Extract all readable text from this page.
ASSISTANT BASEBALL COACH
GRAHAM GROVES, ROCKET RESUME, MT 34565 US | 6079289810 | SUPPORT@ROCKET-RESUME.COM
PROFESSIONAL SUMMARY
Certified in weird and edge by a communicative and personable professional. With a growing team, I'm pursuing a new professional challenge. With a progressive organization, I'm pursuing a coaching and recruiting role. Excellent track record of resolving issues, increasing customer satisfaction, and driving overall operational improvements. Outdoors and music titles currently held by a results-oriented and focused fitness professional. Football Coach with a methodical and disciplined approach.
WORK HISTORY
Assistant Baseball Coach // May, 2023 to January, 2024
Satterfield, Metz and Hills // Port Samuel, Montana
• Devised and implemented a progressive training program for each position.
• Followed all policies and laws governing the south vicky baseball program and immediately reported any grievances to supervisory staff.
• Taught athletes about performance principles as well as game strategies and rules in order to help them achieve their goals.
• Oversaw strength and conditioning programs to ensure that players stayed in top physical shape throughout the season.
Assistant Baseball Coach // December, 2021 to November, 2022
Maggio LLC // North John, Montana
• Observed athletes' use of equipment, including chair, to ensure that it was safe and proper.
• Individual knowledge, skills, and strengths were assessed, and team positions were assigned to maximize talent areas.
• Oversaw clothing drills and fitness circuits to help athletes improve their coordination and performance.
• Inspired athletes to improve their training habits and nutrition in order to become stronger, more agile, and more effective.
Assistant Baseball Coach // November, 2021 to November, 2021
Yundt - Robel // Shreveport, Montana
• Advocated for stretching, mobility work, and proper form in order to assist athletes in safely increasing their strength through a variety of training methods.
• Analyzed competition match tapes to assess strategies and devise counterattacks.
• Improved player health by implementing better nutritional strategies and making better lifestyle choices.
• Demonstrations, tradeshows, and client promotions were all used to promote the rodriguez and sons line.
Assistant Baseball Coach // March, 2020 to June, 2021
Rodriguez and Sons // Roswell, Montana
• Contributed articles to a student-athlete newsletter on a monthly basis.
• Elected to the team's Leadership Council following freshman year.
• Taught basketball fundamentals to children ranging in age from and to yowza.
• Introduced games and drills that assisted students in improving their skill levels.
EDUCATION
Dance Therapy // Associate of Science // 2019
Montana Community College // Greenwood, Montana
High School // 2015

=-=-=-=-=

From the records above, extract every entry verbatim.

Extract all readable text from this page.
ASSISTANT BASEBALL COACH
GRAHAM GROVES, ROCKET RESUME, MT 34565 US | 6079289810 | SUPPORT@ROCKET-RESUME.COM
PROFESSIONAL SUMMARY
Certified in weird and edge by a communicative and personable professional. With a growing team, I'm pursuing a new professional challenge. With a progressive organization, I'm pursuing a coaching and recruiting role. Excellent track record of resolving issues, increasing customer satisfaction, and driving overall operational improvements. Outdoors and music titles currently held by a results-oriented and focused fitness professional. Football Coach with a methodical and disciplined approach.
WORK HISTORY
Assistant Baseball Coach // May, 2023 to January, 2024
Satterfield, Metz and Hills // Port Samuel, Montana
• Devised and implemented a progressive training program for each position.
• Followed all policies and laws governing the south vicky baseball program and immediately reported any grievances to supervisory staff.
• Taught athletes about performance principles as well as game strategies and rules in order to help them achieve their goals.
• Oversaw strength and conditioning programs to ensure that players stayed in top physical shape throughout the season.
Assistant Baseball Coach // December, 2021 to November, 2022
Maggio LLC // North John, Montana
• Observed athletes' use of equipment, including chair, to ensure that it was safe and proper.
• Individual knowledge, skills, and strengths were assessed, and team positions were assigned to maximize talent areas.
• Oversaw clothing drills and fitness circuits to help athletes improve their coordination and performance.
• Inspired athletes to improve their training habits and nutrition in order to become stronger, more agile, and more effective.
Assistant Baseball Coach // November, 2021 to November, 2021
Yundt - Robel // Shreveport, Montana
• Advocated for stretching, mobility work, and proper form in order to assist athletes in safely increasing their strength through a variety of training methods.
• Analyzed competition match tapes to assess strategies and devise counterattacks.
• Improved player health by implementing better nutritional strategies and making better lifestyle choices.
• Demonstrations, tradeshows, and client promotions were all used to promote the rodriguez and sons line.
Assistant Baseball Coach // March, 2020 to June, 2021
Rodriguez and Sons // Roswell, Montana
• Contributed articles to a student-athlete newsletter on a monthly basis.
• Elected to the team's Leadership Council following freshman year.
• Taught basketball fundamentals to children ranging in age from and to yowza.
• Introduced games and drills that assisted students in improving their skill levels.
EDUCATION
Dance Therapy // Associate of Science // 2019
Montana Community College // Greenwood, Montana
High School // 2015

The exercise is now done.